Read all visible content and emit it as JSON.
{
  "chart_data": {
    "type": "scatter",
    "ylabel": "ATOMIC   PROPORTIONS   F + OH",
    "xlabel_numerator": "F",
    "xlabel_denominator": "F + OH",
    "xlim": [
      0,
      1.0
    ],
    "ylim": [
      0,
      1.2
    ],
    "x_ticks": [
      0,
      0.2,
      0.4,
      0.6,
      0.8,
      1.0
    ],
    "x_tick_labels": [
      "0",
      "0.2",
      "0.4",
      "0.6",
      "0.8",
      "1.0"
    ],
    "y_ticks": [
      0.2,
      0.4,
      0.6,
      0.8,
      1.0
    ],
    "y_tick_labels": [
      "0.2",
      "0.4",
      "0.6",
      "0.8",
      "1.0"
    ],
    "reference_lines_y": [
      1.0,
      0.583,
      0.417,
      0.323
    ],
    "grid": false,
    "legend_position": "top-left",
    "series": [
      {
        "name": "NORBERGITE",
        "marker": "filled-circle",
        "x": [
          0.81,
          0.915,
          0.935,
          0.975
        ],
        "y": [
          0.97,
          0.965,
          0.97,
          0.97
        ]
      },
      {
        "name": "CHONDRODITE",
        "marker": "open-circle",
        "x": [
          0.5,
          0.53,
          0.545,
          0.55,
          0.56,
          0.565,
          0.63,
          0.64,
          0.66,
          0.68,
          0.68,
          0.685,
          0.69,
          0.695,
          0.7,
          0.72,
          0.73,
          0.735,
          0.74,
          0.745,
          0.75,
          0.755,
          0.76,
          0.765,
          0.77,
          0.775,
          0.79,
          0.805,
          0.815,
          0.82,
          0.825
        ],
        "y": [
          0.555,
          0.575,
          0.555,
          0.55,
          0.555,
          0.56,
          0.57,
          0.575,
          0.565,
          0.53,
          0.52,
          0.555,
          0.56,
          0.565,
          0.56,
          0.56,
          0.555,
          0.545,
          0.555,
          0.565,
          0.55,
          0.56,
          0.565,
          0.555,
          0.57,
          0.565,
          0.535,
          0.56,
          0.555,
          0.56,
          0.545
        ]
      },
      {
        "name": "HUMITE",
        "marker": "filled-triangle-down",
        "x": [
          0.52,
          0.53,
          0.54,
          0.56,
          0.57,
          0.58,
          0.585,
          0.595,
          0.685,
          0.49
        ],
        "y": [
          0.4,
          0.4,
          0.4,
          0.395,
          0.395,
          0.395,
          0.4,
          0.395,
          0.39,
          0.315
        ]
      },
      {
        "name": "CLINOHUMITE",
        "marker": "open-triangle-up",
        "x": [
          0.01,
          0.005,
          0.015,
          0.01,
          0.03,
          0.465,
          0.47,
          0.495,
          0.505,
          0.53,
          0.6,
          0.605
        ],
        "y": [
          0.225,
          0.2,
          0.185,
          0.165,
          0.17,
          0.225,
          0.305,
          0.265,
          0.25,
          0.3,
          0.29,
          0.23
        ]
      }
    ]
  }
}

----------------

Goal -> Scan the material above for the word "filled". Copy each line where it occurs.

Full response ->
        "marker": "filled-circle",
        "marker": "filled-triangle-down",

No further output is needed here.